▶ _Task directions_
Scan the lines below for the string "text" and copy every one that has it.

begin Stored rows

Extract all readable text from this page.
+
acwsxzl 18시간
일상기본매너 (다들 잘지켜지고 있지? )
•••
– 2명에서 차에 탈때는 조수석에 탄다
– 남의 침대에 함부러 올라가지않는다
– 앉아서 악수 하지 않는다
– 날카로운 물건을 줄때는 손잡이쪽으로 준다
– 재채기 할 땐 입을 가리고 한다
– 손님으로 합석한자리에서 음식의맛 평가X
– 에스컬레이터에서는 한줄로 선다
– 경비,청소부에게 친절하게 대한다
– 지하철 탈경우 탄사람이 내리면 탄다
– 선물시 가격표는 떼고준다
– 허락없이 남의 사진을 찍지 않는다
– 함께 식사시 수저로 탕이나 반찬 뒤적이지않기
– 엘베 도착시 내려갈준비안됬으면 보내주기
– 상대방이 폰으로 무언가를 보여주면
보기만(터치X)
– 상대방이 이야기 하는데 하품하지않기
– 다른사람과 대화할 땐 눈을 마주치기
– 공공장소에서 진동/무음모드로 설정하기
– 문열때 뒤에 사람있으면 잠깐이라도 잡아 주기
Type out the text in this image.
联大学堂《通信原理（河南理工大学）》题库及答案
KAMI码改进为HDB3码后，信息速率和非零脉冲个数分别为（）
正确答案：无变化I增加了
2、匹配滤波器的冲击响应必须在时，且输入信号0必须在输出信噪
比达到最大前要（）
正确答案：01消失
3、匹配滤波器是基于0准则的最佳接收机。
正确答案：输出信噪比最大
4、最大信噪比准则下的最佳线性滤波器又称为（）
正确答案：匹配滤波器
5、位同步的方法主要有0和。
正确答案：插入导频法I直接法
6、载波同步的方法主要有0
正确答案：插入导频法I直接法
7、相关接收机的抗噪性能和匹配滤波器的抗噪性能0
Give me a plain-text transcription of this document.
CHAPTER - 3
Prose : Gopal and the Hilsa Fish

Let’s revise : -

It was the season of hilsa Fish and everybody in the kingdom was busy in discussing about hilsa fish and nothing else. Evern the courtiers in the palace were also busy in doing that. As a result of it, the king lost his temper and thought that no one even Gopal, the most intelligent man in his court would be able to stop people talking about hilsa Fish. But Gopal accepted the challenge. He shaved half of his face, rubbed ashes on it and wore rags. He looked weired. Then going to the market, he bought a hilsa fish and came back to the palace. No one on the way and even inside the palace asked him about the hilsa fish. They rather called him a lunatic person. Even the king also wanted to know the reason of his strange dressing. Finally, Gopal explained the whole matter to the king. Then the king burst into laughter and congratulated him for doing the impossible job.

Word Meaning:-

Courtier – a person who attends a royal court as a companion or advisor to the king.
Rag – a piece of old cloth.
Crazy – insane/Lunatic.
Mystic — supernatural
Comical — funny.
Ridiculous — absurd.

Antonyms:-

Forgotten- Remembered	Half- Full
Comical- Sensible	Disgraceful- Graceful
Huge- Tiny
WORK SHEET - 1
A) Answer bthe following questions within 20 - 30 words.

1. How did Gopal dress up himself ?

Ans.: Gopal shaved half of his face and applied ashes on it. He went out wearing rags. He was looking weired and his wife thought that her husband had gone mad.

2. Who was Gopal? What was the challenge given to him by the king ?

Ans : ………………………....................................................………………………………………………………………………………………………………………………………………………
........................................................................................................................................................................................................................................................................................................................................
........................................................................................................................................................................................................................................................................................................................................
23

end Stored rows

▶ _Exercise solution_
Extract all readable text from this page.
Type out the text in this image.
Give me a plain-text transcription of this document.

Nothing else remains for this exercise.